WRITTEN REQUEST:
Repeat each record below exactly as given.
[START OF GIVEN DATA]
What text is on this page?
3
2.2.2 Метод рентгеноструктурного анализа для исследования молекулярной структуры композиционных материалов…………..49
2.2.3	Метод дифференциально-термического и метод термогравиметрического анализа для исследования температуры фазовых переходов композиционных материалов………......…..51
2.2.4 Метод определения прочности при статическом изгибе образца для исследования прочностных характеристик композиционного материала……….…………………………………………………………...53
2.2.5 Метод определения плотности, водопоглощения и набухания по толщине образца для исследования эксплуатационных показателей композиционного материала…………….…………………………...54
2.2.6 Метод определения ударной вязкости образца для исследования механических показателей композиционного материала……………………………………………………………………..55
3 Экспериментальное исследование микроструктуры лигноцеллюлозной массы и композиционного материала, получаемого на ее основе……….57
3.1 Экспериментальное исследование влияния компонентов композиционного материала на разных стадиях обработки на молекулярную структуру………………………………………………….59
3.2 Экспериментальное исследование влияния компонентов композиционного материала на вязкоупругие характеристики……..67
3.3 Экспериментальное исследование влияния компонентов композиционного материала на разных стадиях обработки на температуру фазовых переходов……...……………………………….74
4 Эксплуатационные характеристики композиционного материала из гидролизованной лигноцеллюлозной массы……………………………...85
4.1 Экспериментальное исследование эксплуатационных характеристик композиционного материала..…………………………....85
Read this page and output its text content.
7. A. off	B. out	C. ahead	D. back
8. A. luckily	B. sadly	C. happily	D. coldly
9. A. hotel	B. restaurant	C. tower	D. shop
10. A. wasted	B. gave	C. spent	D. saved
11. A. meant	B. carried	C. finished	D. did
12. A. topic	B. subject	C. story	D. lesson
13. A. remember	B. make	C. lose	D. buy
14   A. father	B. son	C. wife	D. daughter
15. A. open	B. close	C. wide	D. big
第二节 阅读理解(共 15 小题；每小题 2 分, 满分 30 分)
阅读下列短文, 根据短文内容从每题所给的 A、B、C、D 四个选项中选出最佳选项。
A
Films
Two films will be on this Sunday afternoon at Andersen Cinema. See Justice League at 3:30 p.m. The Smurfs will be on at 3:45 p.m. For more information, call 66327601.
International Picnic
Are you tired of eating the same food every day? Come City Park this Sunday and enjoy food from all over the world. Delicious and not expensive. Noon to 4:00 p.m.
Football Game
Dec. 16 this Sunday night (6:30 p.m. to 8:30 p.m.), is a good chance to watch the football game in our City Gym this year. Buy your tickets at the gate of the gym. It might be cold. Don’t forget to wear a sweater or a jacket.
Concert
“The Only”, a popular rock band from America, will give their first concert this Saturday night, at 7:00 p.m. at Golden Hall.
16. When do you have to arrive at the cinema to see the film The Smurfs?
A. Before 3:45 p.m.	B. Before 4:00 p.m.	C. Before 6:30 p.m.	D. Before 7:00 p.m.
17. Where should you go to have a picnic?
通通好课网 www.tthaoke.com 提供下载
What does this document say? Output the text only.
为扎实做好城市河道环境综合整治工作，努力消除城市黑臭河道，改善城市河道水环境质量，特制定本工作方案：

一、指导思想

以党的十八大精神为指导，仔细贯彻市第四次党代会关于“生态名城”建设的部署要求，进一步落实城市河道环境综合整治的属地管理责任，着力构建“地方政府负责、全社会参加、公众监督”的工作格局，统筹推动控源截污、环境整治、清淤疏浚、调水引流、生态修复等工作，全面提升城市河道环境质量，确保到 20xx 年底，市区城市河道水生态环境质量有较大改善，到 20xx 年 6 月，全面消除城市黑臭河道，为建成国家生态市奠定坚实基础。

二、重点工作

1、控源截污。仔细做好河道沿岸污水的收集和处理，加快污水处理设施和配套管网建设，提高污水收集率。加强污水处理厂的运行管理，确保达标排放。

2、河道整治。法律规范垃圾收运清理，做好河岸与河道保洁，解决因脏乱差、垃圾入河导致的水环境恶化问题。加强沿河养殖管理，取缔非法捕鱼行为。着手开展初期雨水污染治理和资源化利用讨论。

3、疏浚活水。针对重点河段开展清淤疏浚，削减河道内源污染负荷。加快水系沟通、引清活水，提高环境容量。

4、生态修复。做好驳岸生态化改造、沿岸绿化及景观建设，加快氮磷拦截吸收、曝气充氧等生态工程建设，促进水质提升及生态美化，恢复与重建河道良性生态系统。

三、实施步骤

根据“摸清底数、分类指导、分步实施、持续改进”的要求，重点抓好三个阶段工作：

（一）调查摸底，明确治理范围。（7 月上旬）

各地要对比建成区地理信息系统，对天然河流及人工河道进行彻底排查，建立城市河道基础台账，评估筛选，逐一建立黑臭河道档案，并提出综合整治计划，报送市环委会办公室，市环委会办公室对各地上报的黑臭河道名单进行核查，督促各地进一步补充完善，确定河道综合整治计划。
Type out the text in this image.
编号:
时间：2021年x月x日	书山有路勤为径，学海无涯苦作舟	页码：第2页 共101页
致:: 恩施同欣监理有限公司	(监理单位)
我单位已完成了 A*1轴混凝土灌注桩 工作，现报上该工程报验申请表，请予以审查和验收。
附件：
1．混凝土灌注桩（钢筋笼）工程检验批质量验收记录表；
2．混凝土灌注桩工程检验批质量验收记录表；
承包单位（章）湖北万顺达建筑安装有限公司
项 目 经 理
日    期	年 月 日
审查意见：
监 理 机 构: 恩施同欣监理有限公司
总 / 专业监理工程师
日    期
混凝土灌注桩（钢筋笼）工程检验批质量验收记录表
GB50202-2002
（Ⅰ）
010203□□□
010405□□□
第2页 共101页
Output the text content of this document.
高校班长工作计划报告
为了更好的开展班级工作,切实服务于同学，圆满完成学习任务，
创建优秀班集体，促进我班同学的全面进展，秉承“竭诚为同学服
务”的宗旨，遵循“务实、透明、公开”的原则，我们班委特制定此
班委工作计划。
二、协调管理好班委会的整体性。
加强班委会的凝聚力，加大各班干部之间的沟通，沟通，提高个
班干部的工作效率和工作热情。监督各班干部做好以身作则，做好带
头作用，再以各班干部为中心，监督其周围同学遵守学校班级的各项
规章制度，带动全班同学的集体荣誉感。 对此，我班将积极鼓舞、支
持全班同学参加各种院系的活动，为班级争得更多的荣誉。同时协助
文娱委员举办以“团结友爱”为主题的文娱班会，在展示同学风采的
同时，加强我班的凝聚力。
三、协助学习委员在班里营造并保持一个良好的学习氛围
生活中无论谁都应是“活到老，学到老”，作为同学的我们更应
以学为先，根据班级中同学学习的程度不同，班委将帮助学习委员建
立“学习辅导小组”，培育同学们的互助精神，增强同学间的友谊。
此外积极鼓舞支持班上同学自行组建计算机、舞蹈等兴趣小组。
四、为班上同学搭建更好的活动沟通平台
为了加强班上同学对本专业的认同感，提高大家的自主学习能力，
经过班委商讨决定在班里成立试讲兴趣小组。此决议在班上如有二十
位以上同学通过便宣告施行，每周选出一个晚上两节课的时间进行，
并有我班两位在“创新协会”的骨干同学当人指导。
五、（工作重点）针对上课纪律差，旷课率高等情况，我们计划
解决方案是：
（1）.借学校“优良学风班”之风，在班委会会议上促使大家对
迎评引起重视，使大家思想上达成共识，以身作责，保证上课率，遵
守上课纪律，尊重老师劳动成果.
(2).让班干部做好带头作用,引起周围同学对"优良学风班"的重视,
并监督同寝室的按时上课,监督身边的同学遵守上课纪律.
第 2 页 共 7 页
[END OF GIVEN DATA]
ANSWER BELOW:
What text is on this page?
3
2.2.2 Метод рентгеноструктурного анализа для исследования молекулярной структуры композиционных материалов…………..49
2.2.3	Метод дифференциально-термического и метод термогравиметрического анализа для исследования температуры фазовых переходов композиционных материалов………......…..51
2.2.4 Метод определения прочности при статическом изгибе образца для исследования прочностных характеристик композиционного материала……….…………………………………………………………...53
2.2.5 Метод определения плотности, водопоглощения и набухания по толщине образца для исследования эксплуатационных показателей композиционного материала…………….…………………………...54
2.2.6 Метод определения ударной вязкости образца для исследования механических показателей композиционного материала……………………………………………………………………..55
3 Экспериментальное исследование микроструктуры лигноцеллюлозной массы и композиционного материала, получаемого на ее основе……….57
3.1 Экспериментальное исследование влияния компонентов композиционного материала на разных стадиях обработки на молекулярную структуру………………………………………………….59
3.2 Экспериментальное исследование влияния компонентов композиционного материала на вязкоупругие характеристики……..67
3.3 Экспериментальное исследование влияния компонентов композиционного материала на разных стадиях обработки на температуру фазовых переходов……...……………………………….74
4 Эксплуатационные характеристики композиционного материала из гидролизованной лигноцеллюлозной массы……………………………...85
4.1 Экспериментальное исследование эксплуатационных характеристик композиционного материала..…………………………....85
Read this page and output its text content.
7. A. off	B. out	C. ahead	D. back
8. A. luckily	B. sadly	C. happily	D. coldly
9. A. hotel	B. restaurant	C. tower	D. shop
10. A. wasted	B. gave	C. spent	D. saved
11. A. meant	B. carried	C. finished	D. did
12. A. topic	B. subject	C. story	D. lesson
13. A. remember	B. make	C. lose	D. buy
14   A. father	B. son	C. wife	D. daughter
15. A. open	B. close	C. wide	D. big
第二节 阅读理解(共 15 小题；每小题 2 分, 满分 30 分)
阅读下列短文, 根据短文内容从每题所给的 A、B、C、D 四个选项中选出最佳选项。
A
Films
Two films will be on this Sunday afternoon at Andersen Cinema. See Justice League at 3:30 p.m. The Smurfs will be on at 3:45 p.m. For more information, call 66327601.
International Picnic
Are you tired of eating the same food every day? Come City Park this Sunday and enjoy food from all over the world. Delicious and not expensive. Noon to 4:00 p.m.
Football Game
Dec. 16 this Sunday night (6:30 p.m. to 8:30 p.m.), is a good chance to watch the football game in our City Gym this year. Buy your tickets at the gate of the gym. It might be cold. Don’t forget to wear a sweater or a jacket.
Concert
“The Only”, a popular rock band from America, will give their first concert this Saturday night, at 7:00 p.m. at Golden Hall.
16. When do you have to arrive at the cinema to see the film The Smurfs?
A. Before 3:45 p.m.	B. Before 4:00 p.m.	C. Before 6:30 p.m.	D. Before 7:00 p.m.
17. Where should you go to have a picnic?
通通好课网 www.tthaoke.com 提供下载
What does this document say? Output the text only.
为扎实做好城市河道环境综合整治工作，努力消除城市黑臭河道，改善城市河道水环境质量，特制定本工作方案：

一、指导思想

以党的十八大精神为指导，仔细贯彻市第四次党代会关于“生态名城”建设的部署要求，进一步落实城市河道环境综合整治的属地管理责任，着力构建“地方政府负责、全社会参加、公众监督”的工作格局，统筹推动控源截污、环境整治、清淤疏浚、调水引流、生态修复等工作，全面提升城市河道环境质量，确保到 20xx 年底，市区城市河道水生态环境质量有较大改善，到 20xx 年 6 月，全面消除城市黑臭河道，为建成国家生态市奠定坚实基础。

二、重点工作

1、控源截污。仔细做好河道沿岸污水的收集和处理，加快污水处理设施和配套管网建设，提高污水收集率。加强污水处理厂的运行管理，确保达标排放。

2、河道整治。法律规范垃圾收运清理，做好河岸与河道保洁，解决因脏乱差、垃圾入河导致的水环境恶化问题。加强沿河养殖管理，取缔非法捕鱼行为。着手开展初期雨水污染治理和资源化利用讨论。

3、疏浚活水。针对重点河段开展清淤疏浚，削减河道内源污染负荷。加快水系沟通、引清活水，提高环境容量。

4、生态修复。做好驳岸生态化改造、沿岸绿化及景观建设，加快氮磷拦截吸收、曝气充氧等生态工程建设，促进水质提升及生态美化，恢复与重建河道良性生态系统。

三、实施步骤

根据“摸清底数、分类指导、分步实施、持续改进”的要求，重点抓好三个阶段工作：

（一）调查摸底，明确治理范围。（7 月上旬）

各地要对比建成区地理信息系统，对天然河流及人工河道进行彻底排查，建立城市河道基础台账，评估筛选，逐一建立黑臭河道档案，并提出综合整治计划，报送市环委会办公室，市环委会办公室对各地上报的黑臭河道名单进行核查，督促各地进一步补充完善，确定河道综合整治计划。
Type out the text in this image.
编号:
时间：2021年x月x日	书山有路勤为径，学海无涯苦作舟	页码：第2页 共101页
致:: 恩施同欣监理有限公司	(监理单位)
我单位已完成了 A*1轴混凝土灌注桩 工作，现报上该工程报验申请表，请予以审查和验收。
附件：
1．混凝土灌注桩（钢筋笼）工程检验批质量验收记录表；
2．混凝土灌注桩工程检验批质量验收记录表；
承包单位（章）湖北万顺达建筑安装有限公司
项 目 经 理
日    期	年 月 日
审查意见：
监 理 机 构: 恩施同欣监理有限公司
总 / 专业监理工程师
日    期
混凝土灌注桩（钢筋笼）工程检验批质量验收记录表
GB50202-2002
（Ⅰ）
010203□□□
010405□□□
第2页 共101页
Output the text content of this document.
高校班长工作计划报告
为了更好的开展班级工作,切实服务于同学，圆满完成学习任务，
创建优秀班集体，促进我班同学的全面进展，秉承“竭诚为同学服
务”的宗旨，遵循“务实、透明、公开”的原则，我们班委特制定此
班委工作计划。
二、协调管理好班委会的整体性。
加强班委会的凝聚力，加大各班干部之间的沟通，沟通，提高个
班干部的工作效率和工作热情。监督各班干部做好以身作则，做好带
头作用，再以各班干部为中心，监督其周围同学遵守学校班级的各项
规章制度，带动全班同学的集体荣誉感。 对此，我班将积极鼓舞、支
持全班同学参加各种院系的活动，为班级争得更多的荣誉。同时协助
文娱委员举办以“团结友爱”为主题的文娱班会，在展示同学风采的
同时，加强我班的凝聚力。
三、协助学习委员在班里营造并保持一个良好的学习氛围
生活中无论谁都应是“活到老，学到老”，作为同学的我们更应
以学为先，根据班级中同学学习的程度不同，班委将帮助学习委员建
立“学习辅导小组”，培育同学们的互助精神，增强同学间的友谊。
此外积极鼓舞支持班上同学自行组建计算机、舞蹈等兴趣小组。
四、为班上同学搭建更好的活动沟通平台
为了加强班上同学对本专业的认同感，提高大家的自主学习能力，
经过班委商讨决定在班里成立试讲兴趣小组。此决议在班上如有二十
位以上同学通过便宣告施行，每周选出一个晚上两节课的时间进行，
并有我班两位在“创新协会”的骨干同学当人指导。
五、（工作重点）针对上课纪律差，旷课率高等情况，我们计划
解决方案是：
（1）.借学校“优良学风班”之风，在班委会会议上促使大家对
迎评引起重视，使大家思想上达成共识，以身作责，保证上课率，遵
守上课纪律，尊重老师劳动成果.
(2).让班干部做好带头作用,引起周围同学对"优良学风班"的重视,
并监督同寝室的按时上课,监督身边的同学遵守上课纪律.
第 2 页 共 7 页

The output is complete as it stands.